● **Exercise details**: Copy out the records starting with the line that contains "histogram-bin (122, 427, 129, 434)" and going on through the line that contains "histogram-bin (433, 140, 439, 147)", word for word and nothing else.

** start Extracted records **

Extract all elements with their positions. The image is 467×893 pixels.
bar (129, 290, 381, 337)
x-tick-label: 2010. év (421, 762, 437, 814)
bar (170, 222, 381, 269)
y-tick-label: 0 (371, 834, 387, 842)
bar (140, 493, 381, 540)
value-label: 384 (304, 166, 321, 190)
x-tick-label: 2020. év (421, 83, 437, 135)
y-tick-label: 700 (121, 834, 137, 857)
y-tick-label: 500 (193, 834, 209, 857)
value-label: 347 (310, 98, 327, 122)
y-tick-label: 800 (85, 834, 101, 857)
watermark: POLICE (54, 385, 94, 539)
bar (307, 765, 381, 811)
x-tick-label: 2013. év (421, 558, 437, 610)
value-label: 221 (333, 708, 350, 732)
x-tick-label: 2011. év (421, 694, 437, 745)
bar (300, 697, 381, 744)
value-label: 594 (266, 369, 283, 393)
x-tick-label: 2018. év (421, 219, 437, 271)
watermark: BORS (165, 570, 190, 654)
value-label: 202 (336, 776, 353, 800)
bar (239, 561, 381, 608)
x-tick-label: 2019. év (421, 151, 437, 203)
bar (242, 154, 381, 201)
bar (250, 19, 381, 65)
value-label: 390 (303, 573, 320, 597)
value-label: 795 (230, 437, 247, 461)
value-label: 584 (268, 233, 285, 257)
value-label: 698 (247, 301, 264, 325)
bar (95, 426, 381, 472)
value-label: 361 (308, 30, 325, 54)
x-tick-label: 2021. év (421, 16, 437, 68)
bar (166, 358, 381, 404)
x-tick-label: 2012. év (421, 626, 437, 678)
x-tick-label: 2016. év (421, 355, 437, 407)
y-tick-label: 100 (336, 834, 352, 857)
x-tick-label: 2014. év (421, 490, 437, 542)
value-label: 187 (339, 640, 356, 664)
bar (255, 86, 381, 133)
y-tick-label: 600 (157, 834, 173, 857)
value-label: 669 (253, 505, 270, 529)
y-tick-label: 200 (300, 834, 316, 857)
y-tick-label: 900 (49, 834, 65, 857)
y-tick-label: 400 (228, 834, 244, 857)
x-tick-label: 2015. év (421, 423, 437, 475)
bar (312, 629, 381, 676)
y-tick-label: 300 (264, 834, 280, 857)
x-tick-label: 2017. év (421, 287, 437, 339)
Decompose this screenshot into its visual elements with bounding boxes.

** end Extracted records **
** start Extracted records **

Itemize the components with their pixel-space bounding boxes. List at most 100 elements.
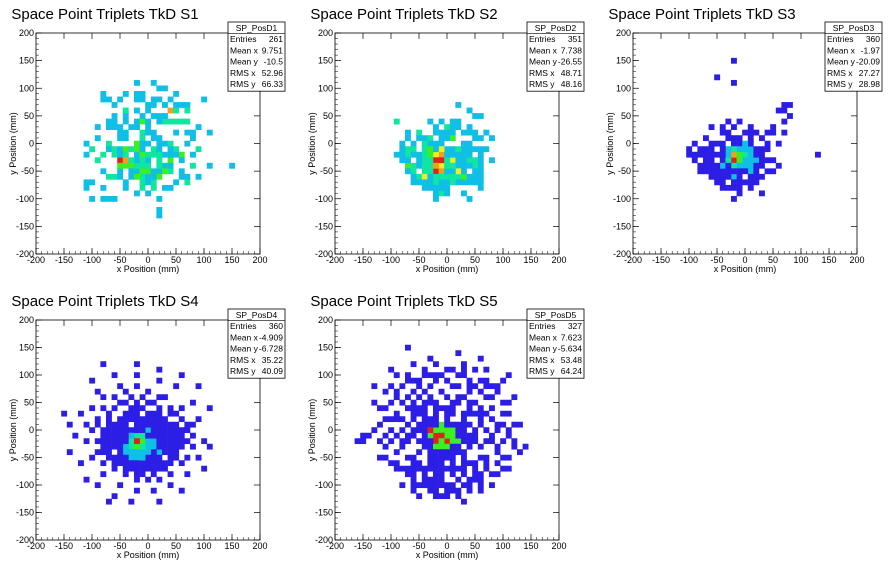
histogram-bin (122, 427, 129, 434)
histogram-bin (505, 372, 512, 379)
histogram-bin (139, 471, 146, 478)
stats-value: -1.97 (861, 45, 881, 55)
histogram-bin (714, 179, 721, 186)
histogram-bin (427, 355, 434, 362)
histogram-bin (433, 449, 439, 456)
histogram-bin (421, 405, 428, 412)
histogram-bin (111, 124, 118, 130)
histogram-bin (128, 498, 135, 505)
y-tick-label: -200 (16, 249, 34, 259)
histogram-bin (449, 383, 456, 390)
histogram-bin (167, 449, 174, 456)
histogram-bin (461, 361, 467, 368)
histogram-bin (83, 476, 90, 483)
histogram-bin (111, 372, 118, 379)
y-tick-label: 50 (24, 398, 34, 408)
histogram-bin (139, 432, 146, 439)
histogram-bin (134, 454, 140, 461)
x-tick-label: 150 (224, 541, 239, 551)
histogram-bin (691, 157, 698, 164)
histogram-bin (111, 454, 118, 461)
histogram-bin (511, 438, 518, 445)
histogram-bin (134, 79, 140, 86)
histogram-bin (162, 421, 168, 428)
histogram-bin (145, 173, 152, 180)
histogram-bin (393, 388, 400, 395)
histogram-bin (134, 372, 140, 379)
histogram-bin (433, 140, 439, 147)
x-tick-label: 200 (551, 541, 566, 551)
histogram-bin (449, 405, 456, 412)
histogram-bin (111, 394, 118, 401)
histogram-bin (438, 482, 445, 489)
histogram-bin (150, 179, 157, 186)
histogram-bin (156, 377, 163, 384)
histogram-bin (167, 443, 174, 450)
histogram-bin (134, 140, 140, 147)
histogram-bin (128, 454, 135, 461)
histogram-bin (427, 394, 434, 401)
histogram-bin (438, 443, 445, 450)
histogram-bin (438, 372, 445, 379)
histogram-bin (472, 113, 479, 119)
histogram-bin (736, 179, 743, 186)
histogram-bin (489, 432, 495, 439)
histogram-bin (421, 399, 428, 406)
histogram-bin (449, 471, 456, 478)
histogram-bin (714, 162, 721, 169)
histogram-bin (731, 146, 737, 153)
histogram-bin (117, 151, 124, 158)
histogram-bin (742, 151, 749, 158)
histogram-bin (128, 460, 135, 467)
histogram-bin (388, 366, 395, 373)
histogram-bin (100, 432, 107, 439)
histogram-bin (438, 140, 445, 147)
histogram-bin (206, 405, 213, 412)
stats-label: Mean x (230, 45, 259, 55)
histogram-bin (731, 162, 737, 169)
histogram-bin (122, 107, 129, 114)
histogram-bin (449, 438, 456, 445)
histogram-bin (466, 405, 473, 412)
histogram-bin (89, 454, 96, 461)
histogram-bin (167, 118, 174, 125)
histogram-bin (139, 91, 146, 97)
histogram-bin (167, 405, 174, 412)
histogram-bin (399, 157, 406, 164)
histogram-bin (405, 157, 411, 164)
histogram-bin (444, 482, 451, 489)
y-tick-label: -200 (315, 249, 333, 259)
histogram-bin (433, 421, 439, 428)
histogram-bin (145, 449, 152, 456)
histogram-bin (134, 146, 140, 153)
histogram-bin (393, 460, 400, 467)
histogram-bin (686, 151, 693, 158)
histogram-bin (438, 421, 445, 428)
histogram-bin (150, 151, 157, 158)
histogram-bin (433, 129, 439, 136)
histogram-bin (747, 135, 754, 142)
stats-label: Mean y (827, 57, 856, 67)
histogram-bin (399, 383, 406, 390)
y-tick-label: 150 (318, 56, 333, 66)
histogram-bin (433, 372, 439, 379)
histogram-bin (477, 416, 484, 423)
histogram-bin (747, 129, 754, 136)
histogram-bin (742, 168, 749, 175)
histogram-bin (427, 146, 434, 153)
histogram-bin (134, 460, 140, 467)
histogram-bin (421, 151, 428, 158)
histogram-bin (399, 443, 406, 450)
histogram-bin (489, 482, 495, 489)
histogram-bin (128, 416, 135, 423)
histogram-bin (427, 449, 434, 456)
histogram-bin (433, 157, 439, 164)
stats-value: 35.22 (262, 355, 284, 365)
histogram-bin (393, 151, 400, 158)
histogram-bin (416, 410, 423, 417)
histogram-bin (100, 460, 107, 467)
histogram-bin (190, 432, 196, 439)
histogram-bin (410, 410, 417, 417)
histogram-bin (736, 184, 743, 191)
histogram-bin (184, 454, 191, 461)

** end Extracted records **
** start Extracted records **

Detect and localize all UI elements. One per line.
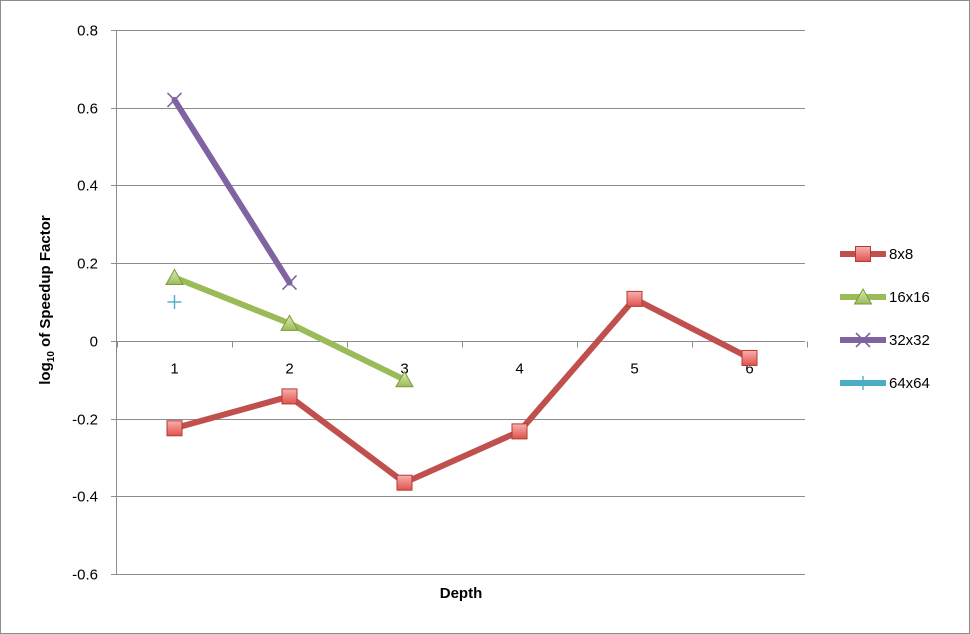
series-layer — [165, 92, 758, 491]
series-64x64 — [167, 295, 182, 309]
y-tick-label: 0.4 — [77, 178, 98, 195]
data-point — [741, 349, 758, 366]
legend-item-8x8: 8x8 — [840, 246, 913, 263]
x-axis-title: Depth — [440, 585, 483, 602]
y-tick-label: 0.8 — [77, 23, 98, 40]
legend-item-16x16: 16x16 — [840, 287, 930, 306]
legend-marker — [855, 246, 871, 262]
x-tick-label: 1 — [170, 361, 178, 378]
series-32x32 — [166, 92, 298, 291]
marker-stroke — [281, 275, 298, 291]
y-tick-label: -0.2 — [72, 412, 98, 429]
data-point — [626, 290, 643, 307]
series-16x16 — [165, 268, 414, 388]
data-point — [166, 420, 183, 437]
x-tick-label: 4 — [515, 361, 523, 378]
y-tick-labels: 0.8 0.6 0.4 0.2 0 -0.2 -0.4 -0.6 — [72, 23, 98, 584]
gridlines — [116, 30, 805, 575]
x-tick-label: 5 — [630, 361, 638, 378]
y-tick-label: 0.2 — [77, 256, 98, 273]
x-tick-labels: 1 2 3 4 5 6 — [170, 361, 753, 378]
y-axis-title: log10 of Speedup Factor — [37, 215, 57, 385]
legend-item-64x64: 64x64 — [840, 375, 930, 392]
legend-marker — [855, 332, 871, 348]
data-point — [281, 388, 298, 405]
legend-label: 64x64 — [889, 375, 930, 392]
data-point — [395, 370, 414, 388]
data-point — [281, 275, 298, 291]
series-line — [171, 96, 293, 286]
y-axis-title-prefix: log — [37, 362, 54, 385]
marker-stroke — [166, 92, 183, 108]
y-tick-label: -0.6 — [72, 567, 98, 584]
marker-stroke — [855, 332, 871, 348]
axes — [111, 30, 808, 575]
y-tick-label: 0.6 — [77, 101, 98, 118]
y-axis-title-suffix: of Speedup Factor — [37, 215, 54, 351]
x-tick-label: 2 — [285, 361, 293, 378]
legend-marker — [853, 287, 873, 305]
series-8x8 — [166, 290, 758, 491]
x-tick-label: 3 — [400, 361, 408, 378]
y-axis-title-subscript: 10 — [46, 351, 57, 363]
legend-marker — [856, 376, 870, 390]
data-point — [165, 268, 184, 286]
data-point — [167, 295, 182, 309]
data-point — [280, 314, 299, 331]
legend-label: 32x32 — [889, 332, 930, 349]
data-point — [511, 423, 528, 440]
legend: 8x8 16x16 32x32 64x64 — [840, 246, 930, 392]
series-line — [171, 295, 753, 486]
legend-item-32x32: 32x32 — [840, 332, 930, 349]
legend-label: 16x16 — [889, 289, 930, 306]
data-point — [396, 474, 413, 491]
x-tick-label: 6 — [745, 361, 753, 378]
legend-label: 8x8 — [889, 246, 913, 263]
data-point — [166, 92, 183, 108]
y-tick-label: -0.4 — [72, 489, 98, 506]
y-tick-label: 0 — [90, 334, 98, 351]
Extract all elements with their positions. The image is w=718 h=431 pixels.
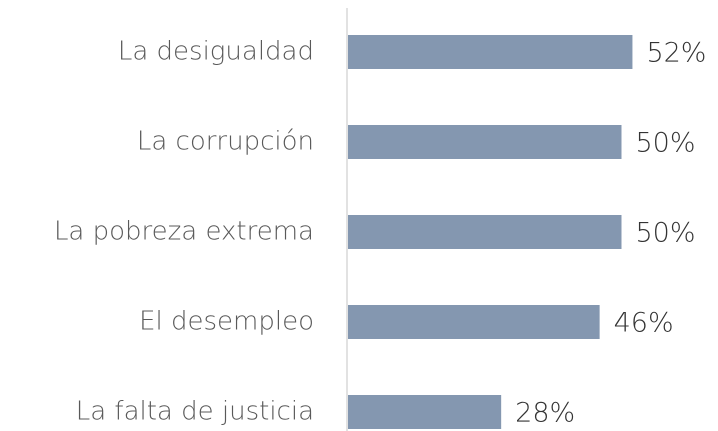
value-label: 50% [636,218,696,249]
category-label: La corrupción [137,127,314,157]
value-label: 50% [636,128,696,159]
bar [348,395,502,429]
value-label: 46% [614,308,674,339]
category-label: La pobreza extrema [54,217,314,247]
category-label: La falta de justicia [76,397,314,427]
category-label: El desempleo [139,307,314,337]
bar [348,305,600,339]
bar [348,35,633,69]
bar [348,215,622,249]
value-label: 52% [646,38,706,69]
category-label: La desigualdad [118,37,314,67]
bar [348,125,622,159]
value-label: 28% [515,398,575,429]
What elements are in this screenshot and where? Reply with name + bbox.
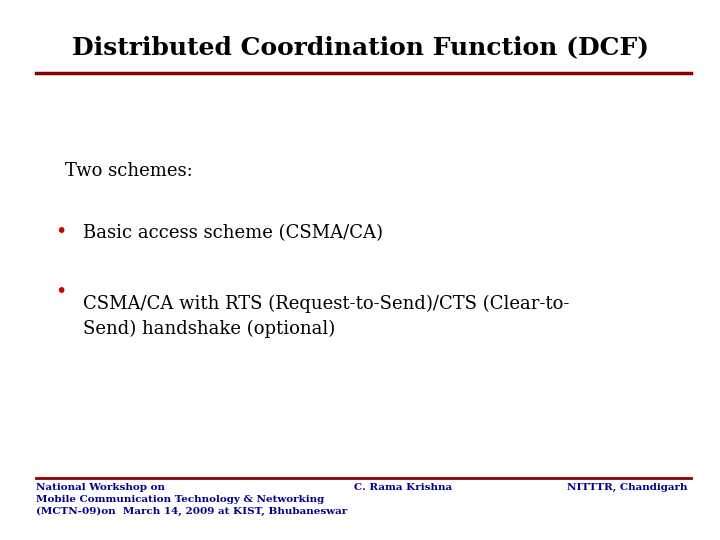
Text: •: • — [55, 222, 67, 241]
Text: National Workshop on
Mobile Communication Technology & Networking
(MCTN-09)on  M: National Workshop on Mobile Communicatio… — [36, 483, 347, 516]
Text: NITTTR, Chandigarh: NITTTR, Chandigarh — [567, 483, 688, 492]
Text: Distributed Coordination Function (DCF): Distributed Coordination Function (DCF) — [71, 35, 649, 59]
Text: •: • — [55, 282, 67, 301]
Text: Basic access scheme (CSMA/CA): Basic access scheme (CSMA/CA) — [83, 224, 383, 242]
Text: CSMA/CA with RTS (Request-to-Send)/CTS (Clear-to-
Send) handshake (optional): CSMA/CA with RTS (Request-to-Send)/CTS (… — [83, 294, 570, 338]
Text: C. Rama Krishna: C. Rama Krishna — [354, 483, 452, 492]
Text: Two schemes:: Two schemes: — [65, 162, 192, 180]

** end Extracted records **

● **Output of the task**:
histogram-bin (122, 427, 129, 434)
histogram-bin (505, 372, 512, 379)
histogram-bin (139, 471, 146, 478)
stats-value: -1.97 (861, 45, 881, 55)
histogram-bin (714, 179, 721, 186)
histogram-bin (427, 355, 434, 362)
histogram-bin (433, 449, 439, 456)
histogram-bin (421, 405, 428, 412)
histogram-bin (111, 124, 118, 130)
histogram-bin (128, 498, 135, 505)
y-tick-label: -200 (16, 249, 34, 259)
histogram-bin (449, 383, 456, 390)
histogram-bin (167, 449, 174, 456)
histogram-bin (461, 361, 467, 368)
histogram-bin (83, 476, 90, 483)
histogram-bin (111, 372, 118, 379)
y-tick-label: 50 (24, 398, 34, 408)
histogram-bin (139, 432, 146, 439)
histogram-bin (134, 454, 140, 461)
x-tick-label: 150 (224, 541, 239, 551)
histogram-bin (691, 157, 698, 164)
histogram-bin (111, 454, 118, 461)
histogram-bin (511, 438, 518, 445)
histogram-bin (134, 79, 140, 86)
histogram-bin (162, 421, 168, 428)
histogram-bin (145, 173, 152, 180)
histogram-bin (393, 388, 400, 395)
histogram-bin (134, 372, 140, 379)
histogram-bin (433, 140, 439, 147)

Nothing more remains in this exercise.